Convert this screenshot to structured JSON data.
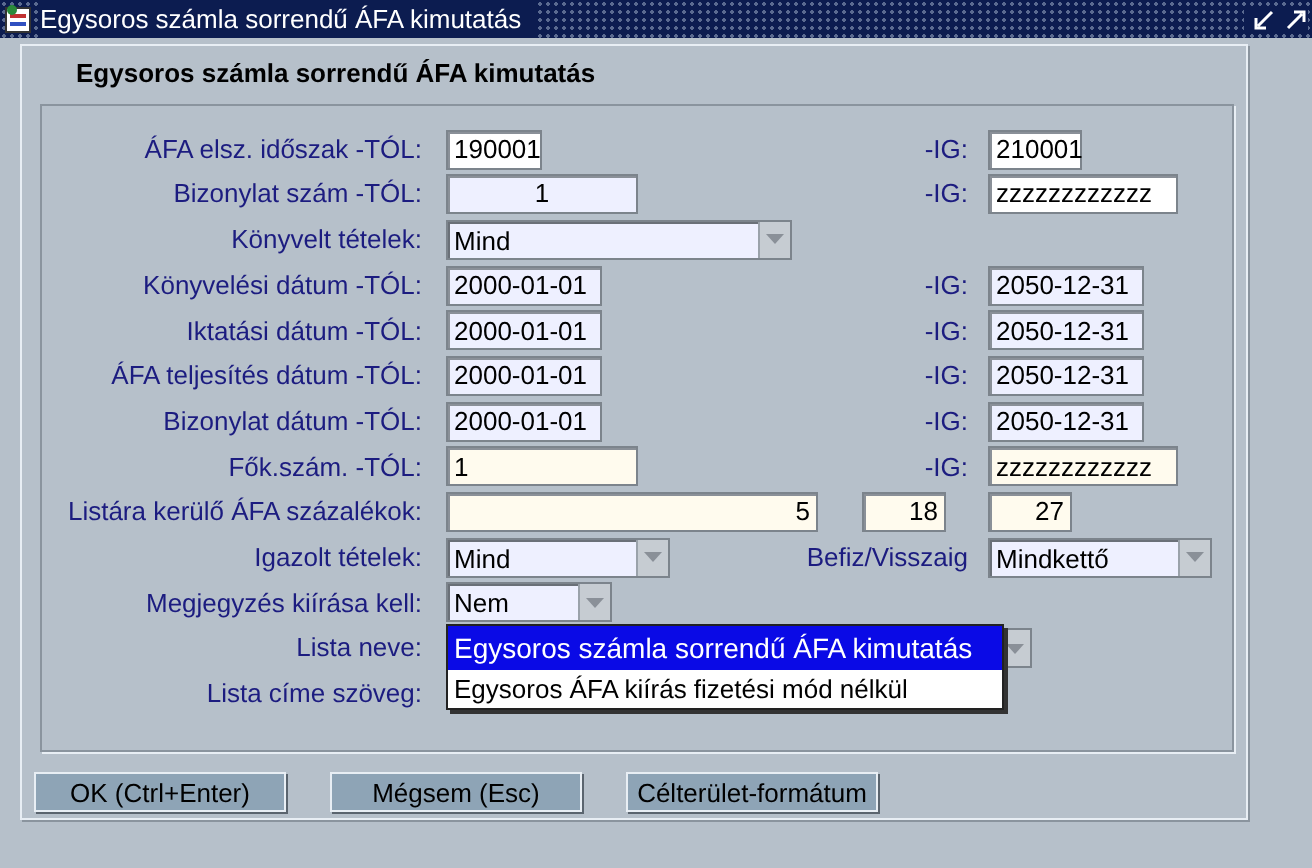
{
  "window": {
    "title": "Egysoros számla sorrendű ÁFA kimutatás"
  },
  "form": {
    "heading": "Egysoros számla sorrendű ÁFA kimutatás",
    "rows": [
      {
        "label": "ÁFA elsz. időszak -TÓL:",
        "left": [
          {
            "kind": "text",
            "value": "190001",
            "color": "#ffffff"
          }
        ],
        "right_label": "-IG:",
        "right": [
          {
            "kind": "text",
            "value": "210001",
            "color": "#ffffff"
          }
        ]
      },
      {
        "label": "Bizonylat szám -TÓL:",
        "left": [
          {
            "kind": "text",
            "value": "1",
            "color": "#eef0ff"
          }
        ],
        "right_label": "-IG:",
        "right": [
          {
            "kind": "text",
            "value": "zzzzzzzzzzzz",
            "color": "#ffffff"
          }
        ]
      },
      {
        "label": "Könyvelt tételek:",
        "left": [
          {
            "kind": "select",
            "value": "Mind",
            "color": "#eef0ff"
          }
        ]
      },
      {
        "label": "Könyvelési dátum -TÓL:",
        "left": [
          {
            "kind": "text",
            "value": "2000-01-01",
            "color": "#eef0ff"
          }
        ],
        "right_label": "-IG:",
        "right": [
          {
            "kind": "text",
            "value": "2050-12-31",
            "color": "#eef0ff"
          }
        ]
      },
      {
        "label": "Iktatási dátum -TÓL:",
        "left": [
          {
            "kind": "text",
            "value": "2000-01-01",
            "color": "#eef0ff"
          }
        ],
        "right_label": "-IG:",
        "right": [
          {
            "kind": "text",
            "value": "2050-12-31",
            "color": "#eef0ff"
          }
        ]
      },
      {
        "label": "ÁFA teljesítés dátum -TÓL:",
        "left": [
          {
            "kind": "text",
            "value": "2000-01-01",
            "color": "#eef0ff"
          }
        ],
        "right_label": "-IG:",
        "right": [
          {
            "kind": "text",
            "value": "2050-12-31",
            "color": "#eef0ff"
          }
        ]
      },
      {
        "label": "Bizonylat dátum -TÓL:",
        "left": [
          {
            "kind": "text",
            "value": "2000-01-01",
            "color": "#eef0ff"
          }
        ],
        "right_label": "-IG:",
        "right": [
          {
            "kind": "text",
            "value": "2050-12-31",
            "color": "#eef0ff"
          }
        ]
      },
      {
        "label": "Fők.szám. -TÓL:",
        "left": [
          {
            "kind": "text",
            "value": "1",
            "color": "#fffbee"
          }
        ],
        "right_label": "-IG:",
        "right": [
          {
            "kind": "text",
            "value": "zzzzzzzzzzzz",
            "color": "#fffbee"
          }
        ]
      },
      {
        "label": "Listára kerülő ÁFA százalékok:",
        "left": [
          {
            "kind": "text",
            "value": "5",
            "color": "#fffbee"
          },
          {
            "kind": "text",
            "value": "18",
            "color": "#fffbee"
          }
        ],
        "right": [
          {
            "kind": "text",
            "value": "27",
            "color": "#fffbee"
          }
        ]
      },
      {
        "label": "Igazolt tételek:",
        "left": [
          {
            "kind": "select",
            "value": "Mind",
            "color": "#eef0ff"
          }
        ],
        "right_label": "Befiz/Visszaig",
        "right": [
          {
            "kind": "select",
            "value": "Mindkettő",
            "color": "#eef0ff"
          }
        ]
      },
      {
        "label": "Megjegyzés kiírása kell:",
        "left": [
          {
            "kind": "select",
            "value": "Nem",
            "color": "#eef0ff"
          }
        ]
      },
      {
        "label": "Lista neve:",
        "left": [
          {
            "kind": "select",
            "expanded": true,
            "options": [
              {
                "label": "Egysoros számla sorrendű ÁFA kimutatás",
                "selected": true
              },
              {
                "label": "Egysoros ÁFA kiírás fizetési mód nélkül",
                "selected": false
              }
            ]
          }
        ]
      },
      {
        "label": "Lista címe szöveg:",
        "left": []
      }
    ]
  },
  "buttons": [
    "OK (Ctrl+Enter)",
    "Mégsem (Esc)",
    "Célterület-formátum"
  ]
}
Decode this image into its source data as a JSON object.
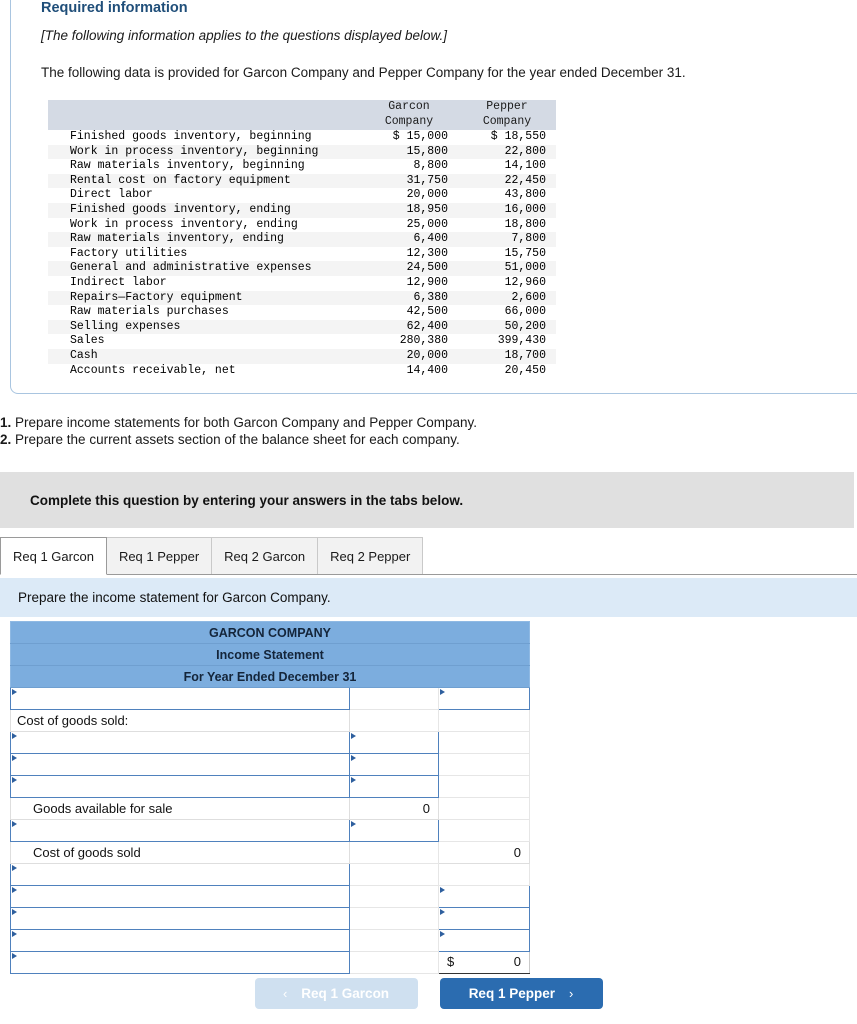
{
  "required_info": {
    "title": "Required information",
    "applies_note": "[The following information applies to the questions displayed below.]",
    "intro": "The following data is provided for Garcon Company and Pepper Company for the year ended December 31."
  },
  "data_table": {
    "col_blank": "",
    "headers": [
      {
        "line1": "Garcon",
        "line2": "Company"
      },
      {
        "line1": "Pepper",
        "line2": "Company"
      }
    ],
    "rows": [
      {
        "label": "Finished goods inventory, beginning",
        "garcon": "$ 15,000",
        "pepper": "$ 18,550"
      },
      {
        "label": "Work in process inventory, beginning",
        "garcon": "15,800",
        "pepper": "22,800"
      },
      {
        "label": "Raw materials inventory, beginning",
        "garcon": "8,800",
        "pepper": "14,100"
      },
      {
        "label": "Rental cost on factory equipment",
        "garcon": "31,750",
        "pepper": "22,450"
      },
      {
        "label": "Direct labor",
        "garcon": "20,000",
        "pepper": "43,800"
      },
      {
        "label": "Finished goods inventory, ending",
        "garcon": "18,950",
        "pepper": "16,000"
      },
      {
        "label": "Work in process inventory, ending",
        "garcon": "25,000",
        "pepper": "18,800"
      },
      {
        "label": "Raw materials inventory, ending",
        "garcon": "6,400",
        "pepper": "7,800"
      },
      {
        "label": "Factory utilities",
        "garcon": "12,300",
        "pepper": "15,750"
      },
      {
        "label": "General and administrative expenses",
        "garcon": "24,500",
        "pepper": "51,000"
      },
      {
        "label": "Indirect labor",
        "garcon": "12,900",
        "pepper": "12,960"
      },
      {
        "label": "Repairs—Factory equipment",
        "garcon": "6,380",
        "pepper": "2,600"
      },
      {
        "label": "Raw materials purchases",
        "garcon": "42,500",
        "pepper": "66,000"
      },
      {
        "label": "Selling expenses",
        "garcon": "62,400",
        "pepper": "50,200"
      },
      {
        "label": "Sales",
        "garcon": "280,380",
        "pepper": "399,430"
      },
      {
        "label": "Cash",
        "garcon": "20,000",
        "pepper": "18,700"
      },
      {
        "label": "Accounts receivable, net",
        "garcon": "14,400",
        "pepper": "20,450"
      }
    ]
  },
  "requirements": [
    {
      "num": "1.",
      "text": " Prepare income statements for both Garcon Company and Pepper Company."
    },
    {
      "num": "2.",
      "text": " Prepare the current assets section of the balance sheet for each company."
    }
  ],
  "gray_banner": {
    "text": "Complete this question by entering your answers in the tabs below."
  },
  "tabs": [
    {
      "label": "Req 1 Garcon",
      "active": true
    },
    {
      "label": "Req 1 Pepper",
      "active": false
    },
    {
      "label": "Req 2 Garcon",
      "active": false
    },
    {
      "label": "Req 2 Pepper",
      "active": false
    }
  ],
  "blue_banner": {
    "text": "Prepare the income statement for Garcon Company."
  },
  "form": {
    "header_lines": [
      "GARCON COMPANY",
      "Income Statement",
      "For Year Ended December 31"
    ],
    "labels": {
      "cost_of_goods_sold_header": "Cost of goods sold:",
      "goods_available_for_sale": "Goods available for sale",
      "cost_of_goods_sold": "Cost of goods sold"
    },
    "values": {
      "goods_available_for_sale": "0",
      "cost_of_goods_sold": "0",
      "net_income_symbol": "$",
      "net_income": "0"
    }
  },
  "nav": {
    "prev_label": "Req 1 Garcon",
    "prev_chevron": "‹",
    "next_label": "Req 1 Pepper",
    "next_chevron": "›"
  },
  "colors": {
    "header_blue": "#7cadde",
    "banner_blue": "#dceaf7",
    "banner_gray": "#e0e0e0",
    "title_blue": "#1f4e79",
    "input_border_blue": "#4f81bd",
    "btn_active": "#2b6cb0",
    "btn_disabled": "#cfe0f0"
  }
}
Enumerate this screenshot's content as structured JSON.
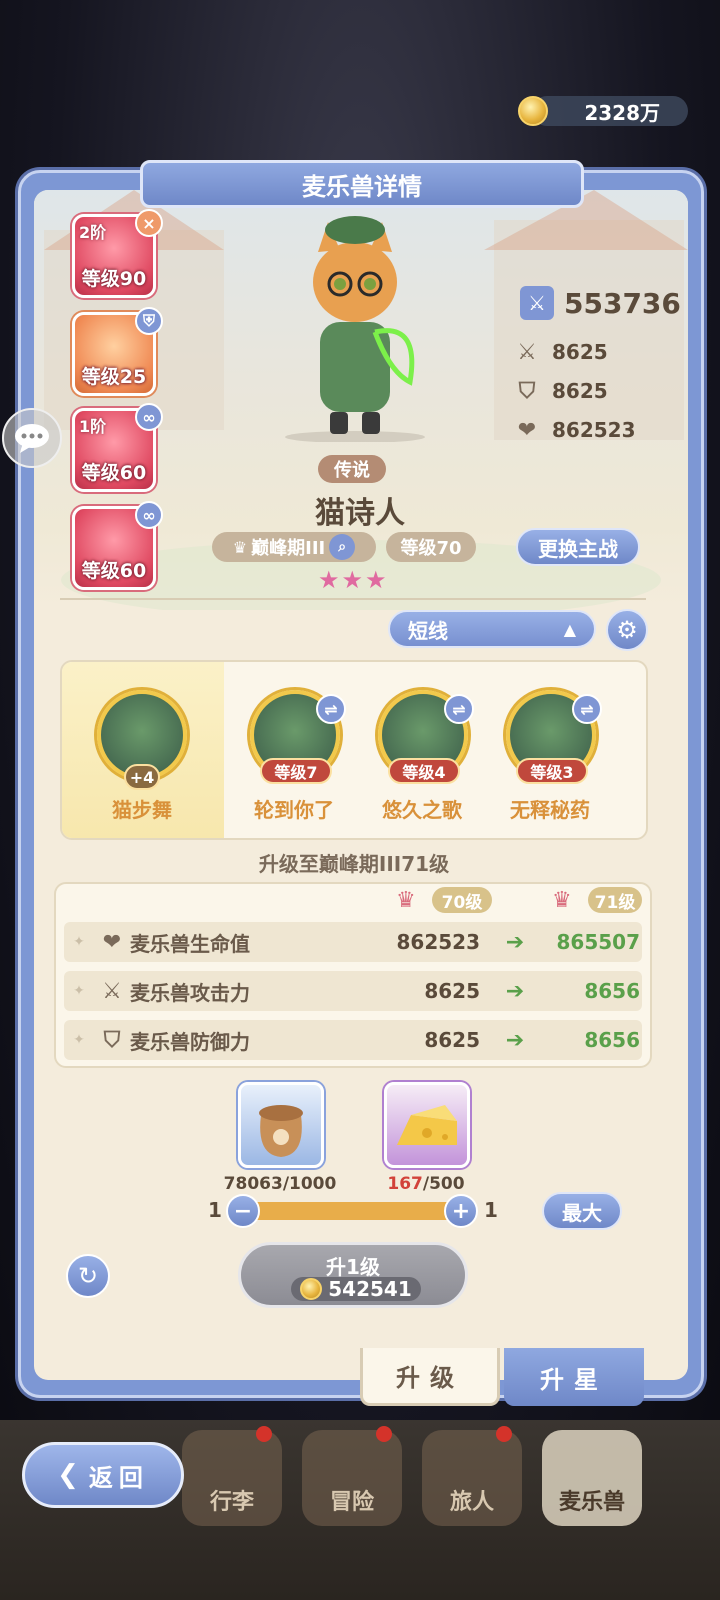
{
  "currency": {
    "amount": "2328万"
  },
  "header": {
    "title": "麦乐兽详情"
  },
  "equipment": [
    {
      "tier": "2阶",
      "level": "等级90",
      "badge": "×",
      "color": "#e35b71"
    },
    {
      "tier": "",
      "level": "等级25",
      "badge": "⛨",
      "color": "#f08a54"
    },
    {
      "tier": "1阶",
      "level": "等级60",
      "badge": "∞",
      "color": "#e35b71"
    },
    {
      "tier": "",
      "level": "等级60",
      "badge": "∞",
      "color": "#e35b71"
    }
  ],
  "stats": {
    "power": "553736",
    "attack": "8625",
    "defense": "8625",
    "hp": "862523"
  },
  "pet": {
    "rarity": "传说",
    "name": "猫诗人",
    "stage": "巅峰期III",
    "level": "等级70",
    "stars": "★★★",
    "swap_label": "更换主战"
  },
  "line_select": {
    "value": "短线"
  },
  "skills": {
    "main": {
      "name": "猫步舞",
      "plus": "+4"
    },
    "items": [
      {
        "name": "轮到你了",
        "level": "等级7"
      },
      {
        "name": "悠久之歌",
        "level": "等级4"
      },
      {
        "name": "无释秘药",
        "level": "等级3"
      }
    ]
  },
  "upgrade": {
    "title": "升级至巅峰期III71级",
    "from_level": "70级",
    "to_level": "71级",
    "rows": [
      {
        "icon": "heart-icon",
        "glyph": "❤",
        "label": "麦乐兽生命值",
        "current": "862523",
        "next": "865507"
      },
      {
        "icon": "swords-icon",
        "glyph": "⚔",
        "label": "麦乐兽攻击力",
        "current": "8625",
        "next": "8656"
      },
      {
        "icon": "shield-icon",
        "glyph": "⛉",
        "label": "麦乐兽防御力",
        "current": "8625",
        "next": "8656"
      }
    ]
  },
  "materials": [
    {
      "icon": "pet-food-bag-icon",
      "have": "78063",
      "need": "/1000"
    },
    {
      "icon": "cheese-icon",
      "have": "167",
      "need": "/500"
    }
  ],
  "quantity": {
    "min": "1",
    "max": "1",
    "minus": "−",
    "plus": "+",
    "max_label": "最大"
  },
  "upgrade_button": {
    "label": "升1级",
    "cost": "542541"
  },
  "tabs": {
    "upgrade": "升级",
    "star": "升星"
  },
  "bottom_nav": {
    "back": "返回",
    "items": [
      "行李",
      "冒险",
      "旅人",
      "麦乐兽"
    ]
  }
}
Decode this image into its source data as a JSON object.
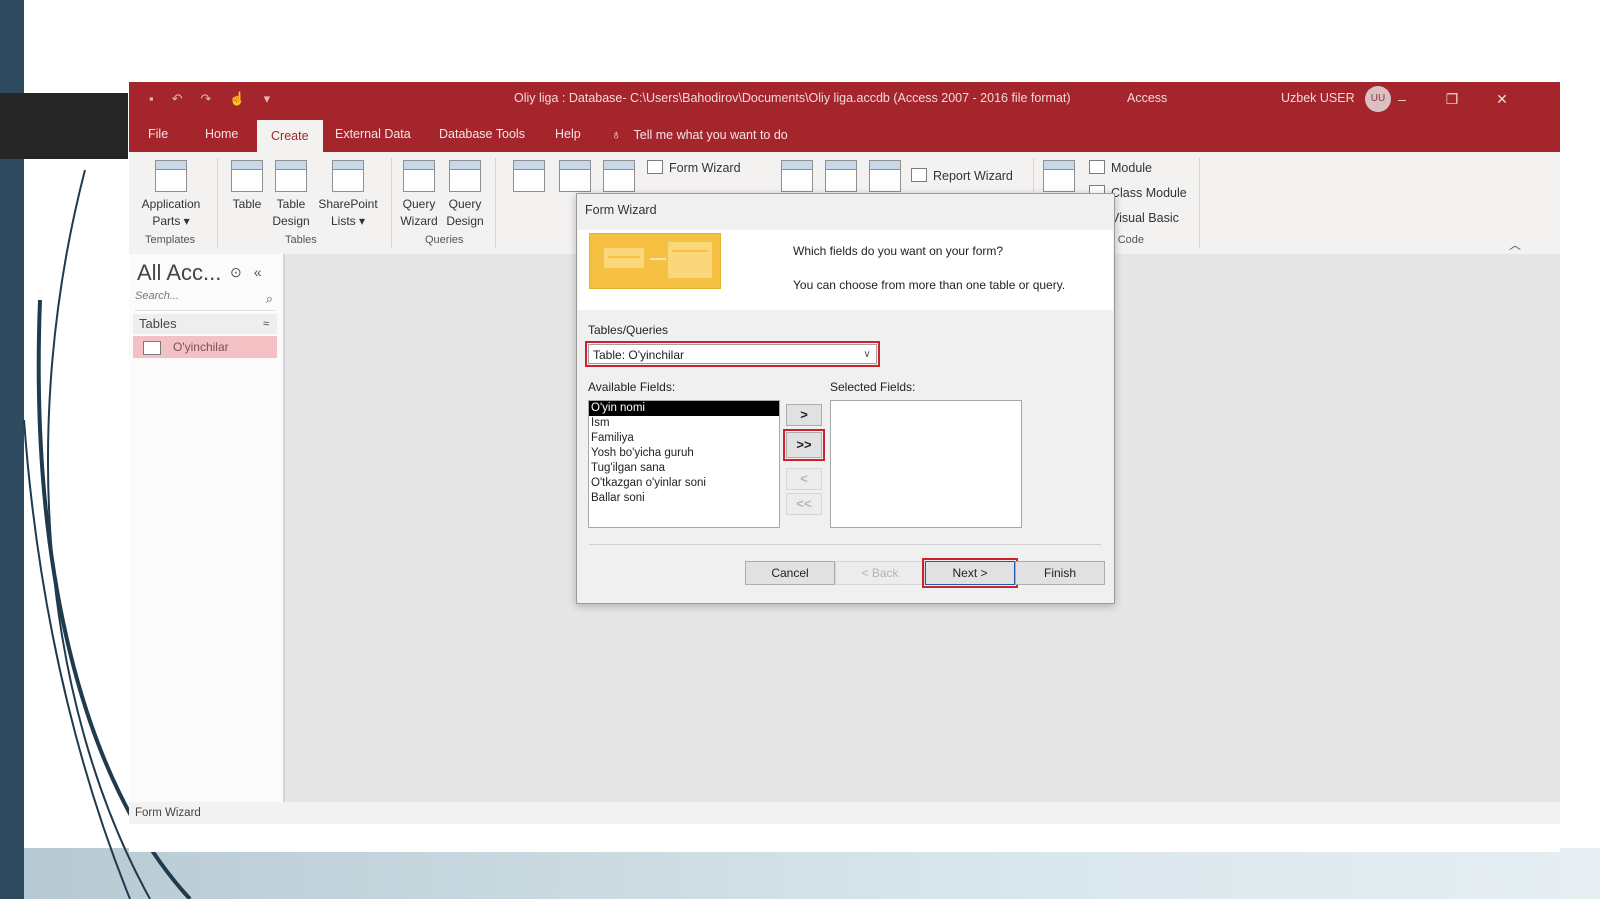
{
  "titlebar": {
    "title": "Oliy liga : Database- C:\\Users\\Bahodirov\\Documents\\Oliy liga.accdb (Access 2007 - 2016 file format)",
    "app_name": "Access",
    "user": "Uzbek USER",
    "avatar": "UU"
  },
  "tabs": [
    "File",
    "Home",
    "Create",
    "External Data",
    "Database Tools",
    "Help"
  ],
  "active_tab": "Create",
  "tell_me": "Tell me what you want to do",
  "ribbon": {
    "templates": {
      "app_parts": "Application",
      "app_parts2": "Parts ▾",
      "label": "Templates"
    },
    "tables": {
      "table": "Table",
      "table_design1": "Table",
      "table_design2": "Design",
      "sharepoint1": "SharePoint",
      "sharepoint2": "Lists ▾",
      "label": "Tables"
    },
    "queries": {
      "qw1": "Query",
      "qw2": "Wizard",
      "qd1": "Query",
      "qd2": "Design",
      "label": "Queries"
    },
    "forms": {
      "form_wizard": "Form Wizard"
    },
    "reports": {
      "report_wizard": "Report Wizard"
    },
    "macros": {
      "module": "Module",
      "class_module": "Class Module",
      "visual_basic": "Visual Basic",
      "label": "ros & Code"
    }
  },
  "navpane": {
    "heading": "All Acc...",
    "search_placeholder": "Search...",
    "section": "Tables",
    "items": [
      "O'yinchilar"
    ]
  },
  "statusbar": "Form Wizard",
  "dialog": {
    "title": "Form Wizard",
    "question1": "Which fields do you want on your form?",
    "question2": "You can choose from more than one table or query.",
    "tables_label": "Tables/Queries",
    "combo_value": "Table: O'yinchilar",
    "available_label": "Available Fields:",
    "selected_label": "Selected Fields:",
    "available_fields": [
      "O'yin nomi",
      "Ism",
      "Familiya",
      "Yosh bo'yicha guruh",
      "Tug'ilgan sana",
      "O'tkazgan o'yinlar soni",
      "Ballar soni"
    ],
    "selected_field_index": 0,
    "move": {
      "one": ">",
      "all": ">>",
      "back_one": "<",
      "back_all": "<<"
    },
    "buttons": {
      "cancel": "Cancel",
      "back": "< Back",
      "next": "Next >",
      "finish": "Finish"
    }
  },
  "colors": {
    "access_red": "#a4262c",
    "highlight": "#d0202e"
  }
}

* * * *

- PROBLEM DETAILS: Consider the entries above and return each line with the string "heading".

- PROBLEM SOLUTION:
    "heading": "Egysoros számla sorrendű ÁFA kimutatás",
    "heading": "All Acc...",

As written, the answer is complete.